- **TEXTE**:
——————————

André Lamothe : «On était trop petit»

Photo de Jean-Pierre Boisvert
Par Jean-Pierre Boisvert
André Lamothe : «On était trop petit»
Les voiturettes de livraison de la Laiterie Lamothe, tirées par des chevaux, ont sillonné les rues de Drummondville durant plusieurs décennies, ici en 1950. (Photo : (Photo – Archives, Société d’histoire))

AGROALIMENTAIRE. «Les gros ont voulu nous acheter à plusieurs reprises. Ils ont continué à baisser les prix. Il aurait fallu un investissement de 10 millions $ pour se relocaliser sur le bord de l’autoroute 20 et la Ville était même prête à nous aider. Mais, comme moi et mes deux frères avions presque 60 ans, la vente de l’entreprise s’est imposée par la force des choses».

C’est André Lamothe qui tient ses propos aujourd’hui, 10 ans après la vente de la Laiterie Lamothe à la Coopérative Agropur qui a procédé, en 2010, à la fermeture de l’entreprise familiale.

André et ses deux frères Richard et Claude ont, en 1974, acheté de leur père Marcel la PME fondée au début du siècle dernier par Hilaire Lamothe et sa femme Emma. Ils innovent avec le lait bio et avec la cruche en plastique de deux litres. La réputation de l’entreprise dépasse les limites régionales, des livraisons sont effectuées à Sherbrooke, Magog, Coaticook, Rock Forest, Victoriaville, Montréal et Québec. Même une commande de produits laitiers parvient de Havre-Saint-Pierre!

Mais ce n’était pas dans les plans des trois frères de grossir tant que ça. «Dans les années 80 et 90, se rappelle André Lamothe, les affaires allaient bien avec environ 25 employés. On voulait juste s’en tenir à Drummondville et simplement bien vivre de ça. Par la force des choses, on a été obligés d’engager du personnel pour affronter la compétition. Les multinationales voulaient nous acheter. On nous disait clairement qu’on va vous faire mourir. Les gros mettaient de la pression sur nos clients. Le lait Lamothe a été sorti de chez Super C. Des cultivateurs étaient venus manifester avec des tracteurs devant l’épicerie. À l’intérieur, des gens faisaient leur marché, remplissaient leurs paniers et, arrivés à la caisse, demandaient s’il y avait du lait Lamothe. Comme ils se faisaient dire non, ils laissaient le panier sur place et sortaient. Le gérant avait menacé la direction de donner sa démission.

——————————

- **CONSIGNE**: Traduisez en anglais cette phrase de l'article sur la Laiterie Lamothe : « Ils innovent avec le lait bio et avec la cruche en plastique de deux litres. »

[Données de compréhension de documents]
——————————

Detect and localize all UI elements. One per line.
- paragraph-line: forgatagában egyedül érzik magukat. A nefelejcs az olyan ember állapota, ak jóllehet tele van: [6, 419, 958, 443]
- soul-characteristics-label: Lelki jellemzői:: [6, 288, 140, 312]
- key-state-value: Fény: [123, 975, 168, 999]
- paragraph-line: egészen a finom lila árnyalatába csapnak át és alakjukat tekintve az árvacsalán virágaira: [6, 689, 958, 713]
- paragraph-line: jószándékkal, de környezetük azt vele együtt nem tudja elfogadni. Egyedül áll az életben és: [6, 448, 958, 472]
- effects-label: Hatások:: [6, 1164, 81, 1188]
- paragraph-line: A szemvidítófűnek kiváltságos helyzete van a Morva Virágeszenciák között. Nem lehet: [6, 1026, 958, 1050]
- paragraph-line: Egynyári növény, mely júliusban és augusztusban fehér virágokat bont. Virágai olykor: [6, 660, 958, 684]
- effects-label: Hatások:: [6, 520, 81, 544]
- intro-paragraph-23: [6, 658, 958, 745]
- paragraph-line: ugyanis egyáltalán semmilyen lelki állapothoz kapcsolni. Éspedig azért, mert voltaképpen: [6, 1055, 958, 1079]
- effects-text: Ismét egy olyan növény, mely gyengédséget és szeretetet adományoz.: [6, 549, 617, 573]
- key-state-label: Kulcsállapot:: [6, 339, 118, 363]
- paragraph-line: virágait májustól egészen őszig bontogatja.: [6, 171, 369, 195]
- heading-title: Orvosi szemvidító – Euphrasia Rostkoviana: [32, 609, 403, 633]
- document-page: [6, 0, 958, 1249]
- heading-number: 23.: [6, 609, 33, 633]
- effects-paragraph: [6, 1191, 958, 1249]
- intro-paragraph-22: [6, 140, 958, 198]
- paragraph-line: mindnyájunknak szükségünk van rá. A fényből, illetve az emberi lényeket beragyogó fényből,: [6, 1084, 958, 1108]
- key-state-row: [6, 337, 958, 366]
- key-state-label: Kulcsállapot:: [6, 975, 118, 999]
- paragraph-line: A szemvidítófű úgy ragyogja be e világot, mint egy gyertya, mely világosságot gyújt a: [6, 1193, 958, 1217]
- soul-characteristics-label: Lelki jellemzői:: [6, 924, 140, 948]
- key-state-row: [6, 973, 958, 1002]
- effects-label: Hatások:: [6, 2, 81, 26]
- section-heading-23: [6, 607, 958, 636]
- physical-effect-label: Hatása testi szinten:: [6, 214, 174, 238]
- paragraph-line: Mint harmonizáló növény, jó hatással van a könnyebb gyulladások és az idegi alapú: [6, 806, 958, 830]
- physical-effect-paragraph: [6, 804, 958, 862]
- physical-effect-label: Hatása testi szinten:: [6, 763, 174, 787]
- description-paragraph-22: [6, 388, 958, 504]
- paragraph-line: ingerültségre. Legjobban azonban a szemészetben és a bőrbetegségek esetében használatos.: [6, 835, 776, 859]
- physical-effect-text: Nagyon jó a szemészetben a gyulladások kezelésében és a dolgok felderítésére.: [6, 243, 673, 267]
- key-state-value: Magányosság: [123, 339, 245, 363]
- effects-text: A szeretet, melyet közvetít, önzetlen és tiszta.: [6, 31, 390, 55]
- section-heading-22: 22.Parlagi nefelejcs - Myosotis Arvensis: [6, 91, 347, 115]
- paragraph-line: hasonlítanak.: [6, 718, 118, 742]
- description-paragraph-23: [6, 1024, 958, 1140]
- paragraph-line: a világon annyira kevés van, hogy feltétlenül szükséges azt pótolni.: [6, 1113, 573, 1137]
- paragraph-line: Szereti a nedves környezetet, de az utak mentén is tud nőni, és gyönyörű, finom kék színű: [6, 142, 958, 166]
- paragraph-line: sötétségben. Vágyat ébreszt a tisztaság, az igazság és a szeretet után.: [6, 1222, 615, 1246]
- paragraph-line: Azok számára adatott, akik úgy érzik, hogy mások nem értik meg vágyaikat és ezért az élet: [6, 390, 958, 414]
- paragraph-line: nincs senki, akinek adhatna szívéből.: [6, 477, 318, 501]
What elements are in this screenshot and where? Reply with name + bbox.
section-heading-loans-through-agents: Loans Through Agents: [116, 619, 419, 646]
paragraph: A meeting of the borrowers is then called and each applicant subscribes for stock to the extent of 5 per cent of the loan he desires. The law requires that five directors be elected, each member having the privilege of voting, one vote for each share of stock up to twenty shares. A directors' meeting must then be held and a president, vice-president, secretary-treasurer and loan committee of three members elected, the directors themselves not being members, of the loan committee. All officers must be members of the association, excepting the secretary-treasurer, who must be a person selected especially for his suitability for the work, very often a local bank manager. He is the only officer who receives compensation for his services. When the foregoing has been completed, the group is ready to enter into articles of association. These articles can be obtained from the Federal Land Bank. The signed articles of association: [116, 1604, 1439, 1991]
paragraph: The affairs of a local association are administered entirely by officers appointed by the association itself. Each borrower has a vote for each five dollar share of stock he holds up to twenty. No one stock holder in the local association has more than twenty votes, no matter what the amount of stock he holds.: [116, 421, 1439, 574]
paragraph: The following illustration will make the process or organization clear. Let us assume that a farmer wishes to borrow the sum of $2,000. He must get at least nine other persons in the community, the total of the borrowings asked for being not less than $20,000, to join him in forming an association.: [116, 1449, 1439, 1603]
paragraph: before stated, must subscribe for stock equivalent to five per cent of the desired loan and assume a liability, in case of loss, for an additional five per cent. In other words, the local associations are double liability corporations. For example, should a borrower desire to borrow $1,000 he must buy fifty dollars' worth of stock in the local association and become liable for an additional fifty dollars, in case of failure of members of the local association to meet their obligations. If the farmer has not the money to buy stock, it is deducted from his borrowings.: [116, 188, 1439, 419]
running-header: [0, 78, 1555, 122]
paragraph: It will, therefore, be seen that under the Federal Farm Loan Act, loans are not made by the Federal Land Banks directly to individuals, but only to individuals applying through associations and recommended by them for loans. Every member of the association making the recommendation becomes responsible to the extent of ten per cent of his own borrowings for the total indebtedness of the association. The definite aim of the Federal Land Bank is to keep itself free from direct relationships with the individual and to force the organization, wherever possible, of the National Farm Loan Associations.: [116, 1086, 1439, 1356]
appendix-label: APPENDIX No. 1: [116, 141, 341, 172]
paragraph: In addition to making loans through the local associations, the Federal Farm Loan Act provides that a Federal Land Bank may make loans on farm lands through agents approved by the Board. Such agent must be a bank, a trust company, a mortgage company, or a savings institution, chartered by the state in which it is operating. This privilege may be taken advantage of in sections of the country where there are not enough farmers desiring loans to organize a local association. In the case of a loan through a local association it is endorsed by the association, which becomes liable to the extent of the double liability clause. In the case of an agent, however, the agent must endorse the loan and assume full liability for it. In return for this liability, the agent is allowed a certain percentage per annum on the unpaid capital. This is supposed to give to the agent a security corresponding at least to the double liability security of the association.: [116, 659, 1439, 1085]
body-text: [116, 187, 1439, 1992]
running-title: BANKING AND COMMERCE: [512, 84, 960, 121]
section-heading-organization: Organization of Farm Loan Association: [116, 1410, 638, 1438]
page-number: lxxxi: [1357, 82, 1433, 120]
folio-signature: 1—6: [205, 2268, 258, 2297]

——————————

- **RÉPONSE**: They innovate with organic milk and with the two-liter plastic jug.